**Written task:** Reproduce all entries verbatim, with nothing added or dropped.

**Data for this exercise:**
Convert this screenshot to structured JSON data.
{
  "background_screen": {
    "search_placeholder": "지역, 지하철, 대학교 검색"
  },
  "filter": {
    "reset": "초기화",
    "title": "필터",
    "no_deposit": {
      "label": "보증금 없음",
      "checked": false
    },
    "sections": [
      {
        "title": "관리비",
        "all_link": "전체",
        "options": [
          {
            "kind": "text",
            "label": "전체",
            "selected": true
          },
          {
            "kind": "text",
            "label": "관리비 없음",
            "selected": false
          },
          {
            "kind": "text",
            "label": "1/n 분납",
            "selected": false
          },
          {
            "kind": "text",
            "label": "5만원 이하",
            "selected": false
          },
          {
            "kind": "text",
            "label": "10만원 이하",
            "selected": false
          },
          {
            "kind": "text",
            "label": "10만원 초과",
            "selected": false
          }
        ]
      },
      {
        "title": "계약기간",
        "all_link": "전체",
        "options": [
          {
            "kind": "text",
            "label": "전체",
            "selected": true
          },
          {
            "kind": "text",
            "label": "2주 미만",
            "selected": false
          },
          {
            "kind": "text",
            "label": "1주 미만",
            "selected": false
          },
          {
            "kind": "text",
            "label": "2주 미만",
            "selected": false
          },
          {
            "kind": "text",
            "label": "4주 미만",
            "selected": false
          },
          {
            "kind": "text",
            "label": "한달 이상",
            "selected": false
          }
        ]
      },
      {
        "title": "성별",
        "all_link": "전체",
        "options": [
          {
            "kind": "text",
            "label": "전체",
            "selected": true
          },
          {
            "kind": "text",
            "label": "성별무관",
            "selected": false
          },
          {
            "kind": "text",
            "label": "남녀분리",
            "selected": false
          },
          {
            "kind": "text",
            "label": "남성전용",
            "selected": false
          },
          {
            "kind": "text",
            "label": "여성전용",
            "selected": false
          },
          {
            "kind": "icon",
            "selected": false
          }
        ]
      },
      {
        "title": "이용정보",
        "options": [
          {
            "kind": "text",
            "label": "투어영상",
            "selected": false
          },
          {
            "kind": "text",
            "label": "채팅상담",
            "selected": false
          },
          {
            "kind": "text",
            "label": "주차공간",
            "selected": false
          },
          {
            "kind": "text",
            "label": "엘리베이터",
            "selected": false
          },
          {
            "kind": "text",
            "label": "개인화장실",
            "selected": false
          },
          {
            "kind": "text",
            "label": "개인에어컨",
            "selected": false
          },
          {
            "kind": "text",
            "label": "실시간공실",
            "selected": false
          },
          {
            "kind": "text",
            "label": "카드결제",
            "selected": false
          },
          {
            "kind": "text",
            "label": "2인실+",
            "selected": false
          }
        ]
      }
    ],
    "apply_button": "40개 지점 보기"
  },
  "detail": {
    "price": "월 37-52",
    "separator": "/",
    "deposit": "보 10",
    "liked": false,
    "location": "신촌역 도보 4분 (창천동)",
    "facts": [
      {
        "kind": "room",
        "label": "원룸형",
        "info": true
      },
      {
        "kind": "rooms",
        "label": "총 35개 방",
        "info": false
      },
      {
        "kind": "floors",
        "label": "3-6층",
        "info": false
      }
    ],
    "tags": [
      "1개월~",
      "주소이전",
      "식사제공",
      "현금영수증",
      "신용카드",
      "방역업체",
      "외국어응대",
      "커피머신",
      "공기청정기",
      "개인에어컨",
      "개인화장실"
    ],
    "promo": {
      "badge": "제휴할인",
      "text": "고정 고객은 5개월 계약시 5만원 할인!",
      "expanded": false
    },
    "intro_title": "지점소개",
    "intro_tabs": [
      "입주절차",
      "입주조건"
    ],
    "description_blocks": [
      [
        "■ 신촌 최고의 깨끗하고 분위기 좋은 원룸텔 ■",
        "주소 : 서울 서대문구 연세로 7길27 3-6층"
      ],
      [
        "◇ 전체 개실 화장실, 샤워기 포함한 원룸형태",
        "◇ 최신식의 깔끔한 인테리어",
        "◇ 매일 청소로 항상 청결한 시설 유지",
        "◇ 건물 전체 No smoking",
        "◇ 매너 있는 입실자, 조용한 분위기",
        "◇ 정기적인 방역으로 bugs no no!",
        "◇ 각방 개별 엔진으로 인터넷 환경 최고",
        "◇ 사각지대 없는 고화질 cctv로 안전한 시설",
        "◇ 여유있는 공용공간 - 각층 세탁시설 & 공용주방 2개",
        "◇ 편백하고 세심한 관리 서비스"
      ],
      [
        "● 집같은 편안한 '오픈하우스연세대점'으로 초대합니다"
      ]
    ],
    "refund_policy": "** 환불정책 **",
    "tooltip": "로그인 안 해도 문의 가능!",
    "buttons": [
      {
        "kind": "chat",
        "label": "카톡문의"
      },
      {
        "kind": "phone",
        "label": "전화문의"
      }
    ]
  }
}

**Correct result:**
Convert this screenshot to structured JSON data.
{
  "background_screen": {
    "search_placeholder": "지역, 지하철, 대학교 검색"
  },
  "filter": {
    "reset": "초기화",
    "title": "필터",
    "no_deposit": {
      "label": "보증금 없음",
      "checked": false
    },
    "sections": [
      {
        "title": "관리비",
        "all_link": "전체",
        "options": [
          {
            "kind": "text",
            "label": "전체",
            "selected": true
          },
          {
            "kind": "text",
            "label": "관리비 없음",
            "selected": false
          },
          {
            "kind": "text",
            "label": "1/n 분납",
            "selected": false
          },
          {
            "kind": "text",
            "label": "5만원 이하",
            "selected": false
          },
          {
            "kind": "text",
            "label": "10만원 이하",
            "selected": false
          },
          {
            "kind": "text",
            "label": "10만원 초과",
            "selected": false
          }
        ]
      },
      {
        "title": "계약기간",
        "all_link": "전체",
        "options": [
          {
            "kind": "text",
            "label": "전체",
            "selected": true
          },
          {
            "kind": "text",
            "label": "2주 미만",
            "selected": false
          },
          {
            "kind": "text",
            "label": "1주 미만",
            "selected": false
          },
          {
            "kind": "text",
            "label": "2주 미만",
            "selected": false
          },
          {
            "kind": "text",
            "label": "4주 미만",
            "selected": false
          },
          {
            "kind": "text",
            "label": "한달 이상",
            "selected": false
          }
        ]
      },
      {
        "title": "성별",
        "all_link": "전체",
        "options": [
          {
            "kind": "text",
            "label": "전체",
            "selected": true
          },
          {
            "kind": "text",
            "label": "성별무관",
            "selected": false
          },
          {
            "kind": "text",
            "label": "남녀분리",
            "selected": false
          },
          {
            "kind": "text",
            "label": "남성전용",
            "selected": false
          },
          {
            "kind": "text",
            "label": "여성전용",
            "selected": false
          },
          {
            "kind": "icon",
            "selected": false
          }
        ]
      },
      {
        "title": "이용정보",
        "options": [
          {
            "kind": "text",
            "label": "투어영상",
            "selected": false
          },
          {
            "kind": "text",
            "label": "채팅상담",
            "selected": false
          },
          {
            "kind": "text",
            "label": "주차공간",
            "selected": false
          },
          {
            "kind": "text",
            "label": "엘리베이터",
            "selected": false
          },
          {
            "kind": "text",
            "label": "개인화장실",
            "selected": false
          },
          {
            "kind": "text",
            "label": "개인에어컨",
            "selected": false
          },
          {
            "kind": "text",
            "label": "실시간공실",
            "selected": false
          },
          {
            "kind": "text",
            "label": "카드결제",
            "selected": false
          },
          {
            "kind": "text",
            "label": "2인실+",
            "selected": false
          }
        ]
      }
    ],
    "apply_button": "40개 지점 보기"
  },
  "detail": {
    "price": "월 37-52",
    "separator": "/",
    "deposit": "보 10",
    "liked": false,
    "location": "신촌역 도보 4분 (창천동)",
    "facts": [
      {
        "kind": "room",
        "label": "원룸형",
        "info": true
      },
      {
        "kind": "rooms",
        "label": "총 35개 방",
        "info": false
      },
      {
        "kind": "floors",
        "label": "3-6층",
        "info": false
      }
    ],
    "tags": [
      "1개월~",
      "주소이전",
      "식사제공",
      "현금영수증",
      "신용카드",
      "방역업체",
      "외국어응대",
      "커피머신",
      "공기청정기",
      "개인에어컨",
      "개인화장실"
    ],
    "promo": {
      "badge": "제휴할인",
      "text": "고정 고객은 5개월 계약시 5만원 할인!",
      "expanded": false
    },
    "intro_title": "지점소개",
    "intro_tabs": [
      "입주절차",
      "입주조건"
    ],
    "description_blocks": [
      [
        "■ 신촌 최고의 깨끗하고 분위기 좋은 원룸텔 ■",
        "주소 : 서울 서대문구 연세로 7길27 3-6층"
      ],
      [
        "◇ 전체 개실 화장실, 샤워기 포함한 원룸형태",
        "◇ 최신식의 깔끔한 인테리어",
        "◇ 매일 청소로 항상 청결한 시설 유지",
        "◇ 건물 전체 No smoking",
        "◇ 매너 있는 입실자, 조용한 분위기",
        "◇ 정기적인 방역으로 bugs no no!",
        "◇ 각방 개별 엔진으로 인터넷 환경 최고",
        "◇ 사각지대 없는 고화질 cctv로 안전한 시설",
        "◇ 여유있는 공용공간 - 각층 세탁시설 & 공용주방 2개",
        "◇ 편백하고 세심한 관리 서비스"
      ],
      [
        "● 집같은 편안한 '오픈하우스연세대점'으로 초대합니다"
      ]
    ],
    "refund_policy": "** 환불정책 **",
    "tooltip": "로그인 안 해도 문의 가능!",
    "buttons": [
      {
        "kind": "chat",
        "label": "카톡문의"
      },
      {
        "kind": "phone",
        "label": "전화문의"
      }
    ]
  }
}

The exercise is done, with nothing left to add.